* **Goal**: Print out the entries below with no edits.

'''

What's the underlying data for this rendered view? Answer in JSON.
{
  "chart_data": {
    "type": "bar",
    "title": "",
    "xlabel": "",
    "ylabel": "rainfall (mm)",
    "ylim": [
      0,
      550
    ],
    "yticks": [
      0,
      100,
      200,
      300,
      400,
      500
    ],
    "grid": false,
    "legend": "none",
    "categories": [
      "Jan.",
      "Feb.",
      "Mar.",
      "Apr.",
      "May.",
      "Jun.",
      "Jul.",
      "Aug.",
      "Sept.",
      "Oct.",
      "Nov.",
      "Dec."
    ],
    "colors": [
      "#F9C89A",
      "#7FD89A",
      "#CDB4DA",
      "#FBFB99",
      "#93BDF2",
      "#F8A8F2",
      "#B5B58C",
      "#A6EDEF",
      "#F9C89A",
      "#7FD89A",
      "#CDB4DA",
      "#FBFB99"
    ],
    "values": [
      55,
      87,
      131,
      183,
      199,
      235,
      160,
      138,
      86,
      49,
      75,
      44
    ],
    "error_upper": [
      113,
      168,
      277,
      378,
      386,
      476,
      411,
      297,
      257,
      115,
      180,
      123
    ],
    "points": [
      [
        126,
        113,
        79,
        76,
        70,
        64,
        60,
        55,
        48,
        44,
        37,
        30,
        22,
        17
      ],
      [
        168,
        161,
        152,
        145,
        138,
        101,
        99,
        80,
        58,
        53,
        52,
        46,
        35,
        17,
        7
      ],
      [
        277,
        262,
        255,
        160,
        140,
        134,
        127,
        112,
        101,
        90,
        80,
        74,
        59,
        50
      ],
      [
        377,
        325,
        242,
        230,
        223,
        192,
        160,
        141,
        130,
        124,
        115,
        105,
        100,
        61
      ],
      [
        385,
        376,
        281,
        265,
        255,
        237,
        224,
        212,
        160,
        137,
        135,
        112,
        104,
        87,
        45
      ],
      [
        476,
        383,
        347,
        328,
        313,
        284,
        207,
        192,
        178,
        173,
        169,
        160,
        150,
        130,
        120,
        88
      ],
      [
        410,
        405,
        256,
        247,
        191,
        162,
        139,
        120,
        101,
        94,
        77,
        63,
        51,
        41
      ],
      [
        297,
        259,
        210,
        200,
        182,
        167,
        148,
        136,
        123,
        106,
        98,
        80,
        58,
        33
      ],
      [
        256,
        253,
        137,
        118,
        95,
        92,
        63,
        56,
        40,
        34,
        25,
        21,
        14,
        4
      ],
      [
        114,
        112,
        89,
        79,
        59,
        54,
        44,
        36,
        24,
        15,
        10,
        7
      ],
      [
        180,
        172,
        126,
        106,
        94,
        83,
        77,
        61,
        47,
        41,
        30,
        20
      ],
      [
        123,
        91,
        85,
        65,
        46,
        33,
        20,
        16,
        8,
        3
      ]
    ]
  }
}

'''

* **Written response**:
What's the underlying data for this rendered view? Answer in JSON.
{
  "chart_data": {
    "type": "bar",
    "title": "",
    "xlabel": "",
    "ylabel": "rainfall (mm)",
    "ylim": [
      0,
      550
    ],
    "yticks": [
      0,
      100,
      200,
      300,
      400,
      500
    ],
    "grid": false,
    "legend": "none",
    "categories": [
      "Jan.",
      "Feb.",
      "Mar.",
      "Apr.",
      "May.",
      "Jun.",
      "Jul.",
      "Aug.",
      "Sept.",
      "Oct.",
      "Nov.",
      "Dec."
    ],
    "colors": [
      "#F9C89A",
      "#7FD89A",
      "#CDB4DA",
      "#FBFB99",
      "#93BDF2",
      "#F8A8F2",
      "#B5B58C",
      "#A6EDEF",
      "#F9C89A",
      "#7FD89A",
      "#CDB4DA",
      "#FBFB99"
    ],
    "values": [
      55,
      87,
      131,
      183,
      199,
      235,
      160,
      138,
      86,
      49,
      75,
      44
    ],
    "error_upper": [
      113,
      168,
      277,
      378,
      386,
      476,
      411,
      297,
      257,
      115,
      180,
      123
    ],
    "points": [
      [
        126,
        113,
        79,
        76,
        70,
        64,
        60,
        55,
        48,
        44,
        37,
        30,
        22,
        17
      ],
      [
        168,
        161,
        152,
        145,
        138,
        101,
        99,
        80,
        58,
        53,
        52,
        46,
        35,
        17,
        7
      ],
      [
        277,
        262,
        255,
        160,
        140,
        134,
        127,
        112,
        101,
        90,
        80,
        74,
        59,
        50
      ],
      [
        377,
        325,
        242,
        230,
        223,
        192,
        160,
        141,
        130,
        124,
        115,
        105,
        100,
        61
      ],
      [
        385,
        376,
        281,
        265,
        255,
        237,
        224,
        212,
        160,
        137,
        135,
        112,
        104,
        87,
        45
      ],
      [
        476,
        383,
        347,
        328,
        313,
        284,
        207,
        192,
        178,
        173,
        169,
        160,
        150,
        130,
        120,
        88
      ],
      [
        410,
        405,
        256,
        247,
        191,
        162,
        139,
        120,
        101,
        94,
        77,
        63,
        51,
        41
      ],
      [
        297,
        259,
        210,
        200,
        182,
        167,
        148,
        136,
        123,
        106,
        98,
        80,
        58,
        33
      ],
      [
        256,
        253,
        137,
        118,
        95,
        92,
        63,
        56,
        40,
        34,
        25,
        21,
        14,
        4
      ],
      [
        114,
        112,
        89,
        79,
        59,
        54,
        44,
        36,
        24,
        15,
        10,
        7
      ],
      [
        180,
        172,
        126,
        106,
        94,
        83,
        77,
        61,
        47,
        41,
        30,
        20
      ],
      [
        123,
        91,
        85,
        65,
        46,
        33,
        20,
        16,
        8,
        3
      ]
    ]
  }
}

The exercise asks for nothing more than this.